[start RAW DATA]

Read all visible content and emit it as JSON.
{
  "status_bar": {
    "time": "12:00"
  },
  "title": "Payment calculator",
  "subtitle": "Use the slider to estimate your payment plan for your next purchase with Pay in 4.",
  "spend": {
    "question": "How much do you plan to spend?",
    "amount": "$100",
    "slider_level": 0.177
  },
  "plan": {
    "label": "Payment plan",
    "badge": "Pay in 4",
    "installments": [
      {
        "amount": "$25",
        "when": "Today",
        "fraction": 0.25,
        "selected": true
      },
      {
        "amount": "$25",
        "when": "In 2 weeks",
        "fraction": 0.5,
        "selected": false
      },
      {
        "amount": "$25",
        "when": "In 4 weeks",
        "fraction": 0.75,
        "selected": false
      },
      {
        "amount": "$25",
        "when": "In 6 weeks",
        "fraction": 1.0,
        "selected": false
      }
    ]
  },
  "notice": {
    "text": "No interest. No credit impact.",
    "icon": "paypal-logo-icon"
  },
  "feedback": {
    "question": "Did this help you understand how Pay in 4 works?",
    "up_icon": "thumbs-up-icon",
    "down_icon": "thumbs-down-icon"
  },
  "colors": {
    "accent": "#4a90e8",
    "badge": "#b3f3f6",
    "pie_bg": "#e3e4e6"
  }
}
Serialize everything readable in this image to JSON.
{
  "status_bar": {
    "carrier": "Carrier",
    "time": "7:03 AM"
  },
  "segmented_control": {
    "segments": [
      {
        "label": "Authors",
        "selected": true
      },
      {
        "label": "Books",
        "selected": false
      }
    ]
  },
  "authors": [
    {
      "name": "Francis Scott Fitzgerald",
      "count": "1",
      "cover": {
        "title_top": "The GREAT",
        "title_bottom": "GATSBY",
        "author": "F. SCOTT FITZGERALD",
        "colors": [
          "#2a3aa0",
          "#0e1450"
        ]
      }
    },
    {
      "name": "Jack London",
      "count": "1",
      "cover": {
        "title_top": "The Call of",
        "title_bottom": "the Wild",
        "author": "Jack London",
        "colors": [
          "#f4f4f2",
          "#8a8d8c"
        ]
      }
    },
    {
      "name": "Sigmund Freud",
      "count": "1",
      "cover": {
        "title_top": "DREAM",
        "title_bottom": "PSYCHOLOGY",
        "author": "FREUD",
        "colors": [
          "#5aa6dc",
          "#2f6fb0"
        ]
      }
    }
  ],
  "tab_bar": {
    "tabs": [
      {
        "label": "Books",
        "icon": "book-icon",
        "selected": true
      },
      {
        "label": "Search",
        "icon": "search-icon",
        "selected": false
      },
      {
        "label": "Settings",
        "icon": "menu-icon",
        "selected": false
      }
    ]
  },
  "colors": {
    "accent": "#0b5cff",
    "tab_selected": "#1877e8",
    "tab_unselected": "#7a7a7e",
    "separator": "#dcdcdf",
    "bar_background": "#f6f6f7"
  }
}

[end RAW DATA]

▶ [YOUR TASK]: Return every record, word for word.

▶ [RESULT]:
Read all visible content and emit it as JSON.
{
  "status_bar": {
    "time": "12:00"
  },
  "title": "Payment calculator",
  "subtitle": "Use the slider to estimate your payment plan for your next purchase with Pay in 4.",
  "spend": {
    "question": "How much do you plan to spend?",
    "amount": "$100",
    "slider_level": 0.177
  },
  "plan": {
    "label": "Payment plan",
    "badge": "Pay in 4",
    "installments": [
      {
        "amount": "$25",
        "when": "Today",
        "fraction": 0.25,
        "selected": true
      },
      {
        "amount": "$25",
        "when": "In 2 weeks",
        "fraction": 0.5,
        "selected": false
      },
      {
        "amount": "$25",
        "when": "In 4 weeks",
        "fraction": 0.75,
        "selected": false
      },
      {
        "amount": "$25",
        "when": "In 6 weeks",
        "fraction": 1.0,
        "selected": false
      }
    ]
  },
  "notice": {
    "text": "No interest. No credit impact.",
    "icon": "paypal-logo-icon"
  },
  "feedback": {
    "question": "Did this help you understand how Pay in 4 works?",
    "up_icon": "thumbs-up-icon",
    "down_icon": "thumbs-down-icon"
  },
  "colors": {
    "accent": "#4a90e8",
    "badge": "#b3f3f6",
    "pie_bg": "#e3e4e6"
  }
}
Serialize everything readable in this image to JSON.
{
  "status_bar": {
    "carrier": "Carrier",
    "time": "7:03 AM"
  },
  "segmented_control": {
    "segments": [
      {
        "label": "Authors",
        "selected": true
      },
      {
        "label": "Books",
        "selected": false
      }
    ]
  },
  "authors": [
    {
      "name": "Francis Scott Fitzgerald",
      "count": "1",
      "cover": {
        "title_top": "The GREAT",
        "title_bottom": "GATSBY",
        "author": "F. SCOTT FITZGERALD",
        "colors": [
          "#2a3aa0",
          "#0e1450"
        ]
      }
    },
    {
      "name": "Jack London",
      "count": "1",
      "cover": {
        "title_top": "The Call of",
        "title_bottom": "the Wild",
        "author": "Jack London",
        "colors": [
          "#f4f4f2",
          "#8a8d8c"
        ]
      }
    },
    {
      "name": "Sigmund Freud",
      "count": "1",
      "cover": {
        "title_top": "DREAM",
        "title_bottom": "PSYCHOLOGY",
        "author": "FREUD",
        "colors": [
          "#5aa6dc",
          "#2f6fb0"
        ]
      }
    }
  ],
  "tab_bar": {
    "tabs": [
      {
        "label": "Books",
        "icon": "book-icon",
        "selected": true
      },
      {
        "label": "Search",
        "icon": "search-icon",
        "selected": false
      },
      {
        "label": "Settings",
        "icon": "menu-icon",
        "selected": false
      }
    ]
  },
  "colors": {
    "accent": "#0b5cff",
    "tab_selected": "#1877e8",
    "tab_unselected": "#7a7a7e",
    "separator": "#dcdcdf",
    "bar_background": "#f6f6f7"
  }
}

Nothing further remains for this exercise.